**EXCERPTED RECORDS**
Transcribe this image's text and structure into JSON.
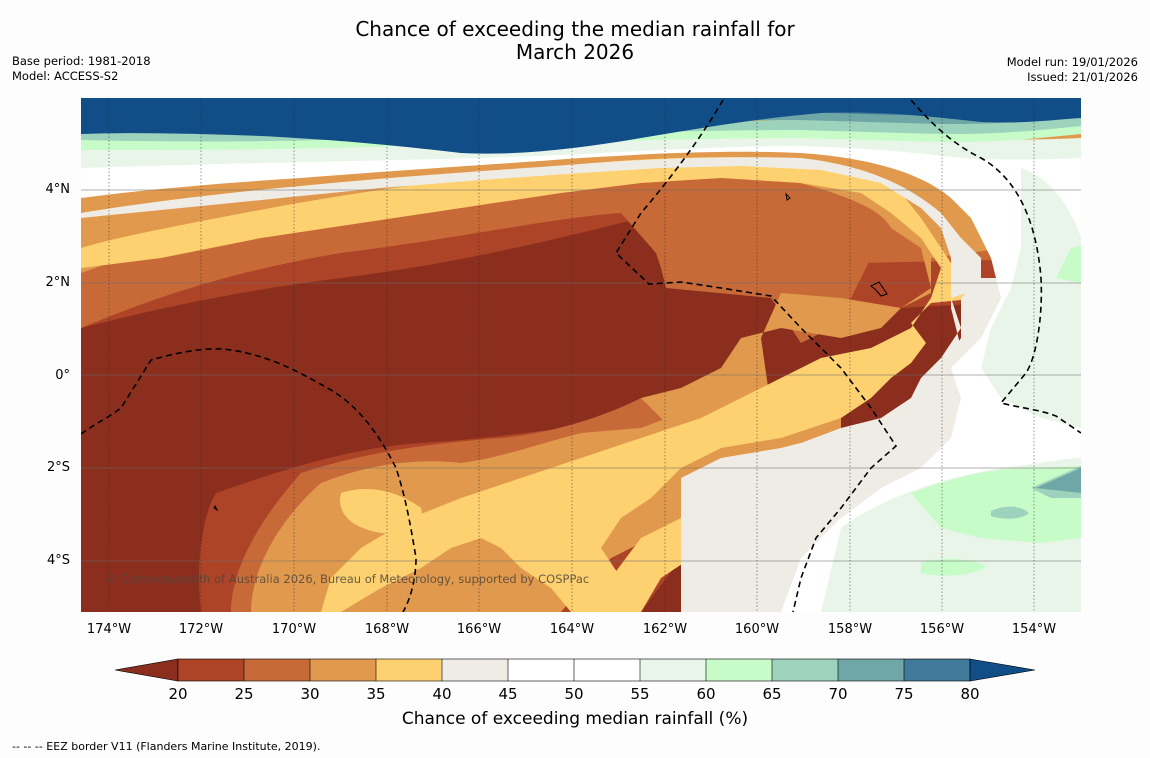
{
  "title": {
    "line1": "Chance of exceeding the median rainfall for",
    "line2": "March 2026"
  },
  "metadata": {
    "base_period": "Base period: 1981-2018",
    "model": "Model: ACCESS-S2",
    "model_run": "Model run: 19/01/2026",
    "issued": "Issued: 21/01/2026"
  },
  "map": {
    "lat_labels": [
      "4°N",
      "2°N",
      "0°",
      "2°S",
      "4°S"
    ],
    "lon_labels": [
      "174°W",
      "172°W",
      "170°W",
      "168°W",
      "166°W",
      "164°W",
      "162°W",
      "160°W",
      "158°W",
      "156°W",
      "154°W"
    ],
    "copyright": "© Commonwealth of Australia 2026, Bureau of Meteorology, supported by COSPPac"
  },
  "colorbar": {
    "ticks": [
      "20",
      "25",
      "30",
      "35",
      "40",
      "45",
      "50",
      "55",
      "60",
      "65",
      "70",
      "75",
      "80"
    ],
    "colors": {
      "below_20": "#8b2e1e",
      "c20_25": "#ad4427",
      "c25_30": "#c86a38",
      "c30_35": "#e19a4d",
      "c35_40": "#fdd170",
      "c40_45": "#efece6",
      "c45_50": "#ffffff",
      "c50_55": "#ffffff",
      "c55_60": "#e9f5e8",
      "c60_65": "#c7fcc9",
      "c65_70": "#9dd2bc",
      "c70_75": "#6fa6a6",
      "c75_80": "#41799a",
      "above_80": "#114e88"
    },
    "label": "Chance of exceeding median rainfall (%)"
  },
  "footer": {
    "legend_text": "--  --  -- EEZ border V11 (Flanders Marine Institute, 2019)."
  }
}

**DIRECTIVE**
Among the entries above, how many lines include the word "exceeding"? Reply with the number only.

**EXERCISE RESULT**
2